26 out of 11,000 students in the Bronx are white. (Try saying that out loud.)
“Children are equal in the eyes of the Lord, but not in the eyes of the United States government. . . . they come into the public schools with a price tag stamped on their foreheads,” Kozol claimed. For example, an inner city kid in New York is worth about $8,000 per year (this is what the government spends per pupil), while a kid in the suburbs is worth easily $14,000 and up to $22,000 in the wealthiest areas.
These are separate schools, and unequal.
How can we solve this problem? Kozol related stories of getting stuck at dinner parties with his old Harvard grads. They like him and admire his work for social justice. They might say, "Your last book made me cry." But by the time dessert and coffee are served, they lean back in their chairs and ask, “Can these problems be solved by throwing money at the situation?” This question comes from parents who spend thousands upon thousands to send their own children to private elementary schools.
“Yes!” Kozol says, “Throw it, throw it from a helicopter!”
How can the rich claim that money can’t solve the problem when they throw their own money at their kid’s private education? Even the use of the verb, throw, instead of allocate or even spend, betrays their “soft bigotry.”
Kozol believes in kids. He believes in Pre-K education for all, especially the inner city kids who need it the most so that thy have a hope of passing the standardized tests mandated by the government. He believes in real literature, not merely phonics. He believes in teaching lessons, not merely Standard 267b. He believes in accountability, not merely for kids, but for the government first.
The lecture ended on a personal note. Kozol's father is 99 years-old. He was a leading neurologist in Boston and has been diagnosed by one of his former students with Alzheimer’s. His mother is 101 years-old and still bossy! When she saw the tie he planned to wear on the tour, a navy thing with coffee stains, she said, “Do me a favor. Go to Lord & Taylor’s. Buy yourself a tie and charge it to me.” (He was wearing the tie, by the way.)

Page segmentation data:
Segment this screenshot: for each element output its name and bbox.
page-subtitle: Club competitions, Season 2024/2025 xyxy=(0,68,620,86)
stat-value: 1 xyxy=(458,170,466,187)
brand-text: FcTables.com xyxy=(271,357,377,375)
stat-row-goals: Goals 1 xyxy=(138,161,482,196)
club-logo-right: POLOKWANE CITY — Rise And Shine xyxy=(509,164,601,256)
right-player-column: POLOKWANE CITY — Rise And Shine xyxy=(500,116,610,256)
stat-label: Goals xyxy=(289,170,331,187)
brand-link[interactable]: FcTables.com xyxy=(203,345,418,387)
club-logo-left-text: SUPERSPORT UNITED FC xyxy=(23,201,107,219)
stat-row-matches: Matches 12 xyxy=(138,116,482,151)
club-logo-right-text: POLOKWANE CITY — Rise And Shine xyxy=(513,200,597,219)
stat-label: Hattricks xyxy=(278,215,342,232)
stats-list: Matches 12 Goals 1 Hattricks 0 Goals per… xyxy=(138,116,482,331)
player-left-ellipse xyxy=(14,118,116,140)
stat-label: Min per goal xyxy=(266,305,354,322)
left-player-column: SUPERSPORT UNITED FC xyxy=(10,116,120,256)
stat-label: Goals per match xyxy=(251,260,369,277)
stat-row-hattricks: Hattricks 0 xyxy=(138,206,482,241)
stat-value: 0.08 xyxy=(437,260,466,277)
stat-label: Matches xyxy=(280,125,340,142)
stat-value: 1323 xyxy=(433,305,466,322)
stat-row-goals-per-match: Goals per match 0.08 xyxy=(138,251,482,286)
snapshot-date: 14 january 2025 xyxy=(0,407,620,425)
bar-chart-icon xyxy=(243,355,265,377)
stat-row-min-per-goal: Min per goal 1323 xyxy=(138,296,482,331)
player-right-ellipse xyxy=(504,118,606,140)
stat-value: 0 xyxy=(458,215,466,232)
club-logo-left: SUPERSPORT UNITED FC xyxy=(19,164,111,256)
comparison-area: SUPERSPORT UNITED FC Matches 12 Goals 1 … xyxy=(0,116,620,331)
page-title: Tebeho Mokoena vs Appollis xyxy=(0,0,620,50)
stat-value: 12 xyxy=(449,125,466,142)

◆ **WORK ITEM A**:
Write out the Kozol lecture passage between "These are separate" and "private elementary schools.", inclusive.
◆ **WORK ITEM B**:
Pick up the Kozol lecture passage after its last sentence and carry it forward.
None of the page segmentation lines is needed here.

◆ **EXERCISE RESULT A**:
These are separate schools, and unequal.
How can we solve this problem? Kozol related stories of getting stuck at dinner parties with his old Harvard grads. They like him and admire his work for social justice. They might say, "Your last book made me cry." But by the time dessert and coffee are served, they lean back in their chairs and ask, “Can these problems be solved by throwing money at the situation?” This question comes from parents who spend thousands upon thousands to send their own children to private elementary schools.

◆ **EXERCISE RESULT B**:
Kozol said that his mom is still his best friend. When he was fired for teaching Langston Hughes to his 4th graders, his mom and dad came to the school to march with the parents who protested his departure. He was a Rhodes Scholar fired from teaching the 4th grade due to “curriculum deviation.” His mother marched for him all those years ago, and he can’t bear the thought of losing her now. He ended his speech by concluding, “Life goes so fast, use it well.”
Use it well.
I teach in an affluent, white suburban school. I didn’t mean to. Now I have to consider, carefully, how I use my life, my profession. I want to use it well.
The crowd moved into a meeting room for the signing of books, and coffee and cookies. I didn’t know a soul. I had checked out his book from the Boston Public Library, The Shame of the Nation, and read it before the talk. I hadn’t intended to have him sign anything. But I gave in.
I bought a copy and then tried out little speeches in my head to say to him while he signed it. I had lots of grand, succinct, eloquent things planned out. In the end, I mumbled. He thought I said Philadelphia instead of South Bend. I mumbled some more, put my book in my bag and headed out into the rain. I started the drive back clutching my mapquest directions with my tank on E.
Someday I’ll tell him thank you, properly.
1 comment:
J-
Your insights, stories, and eloquence never cease to enthrall me! I enjoy reading your entries so very much. I read this entry and had so many thoughts, so many compulsions to "use it well"--my life that is. I long for a big city and a smidgen of the adventure you are experiencing in bean town. Happy weekend!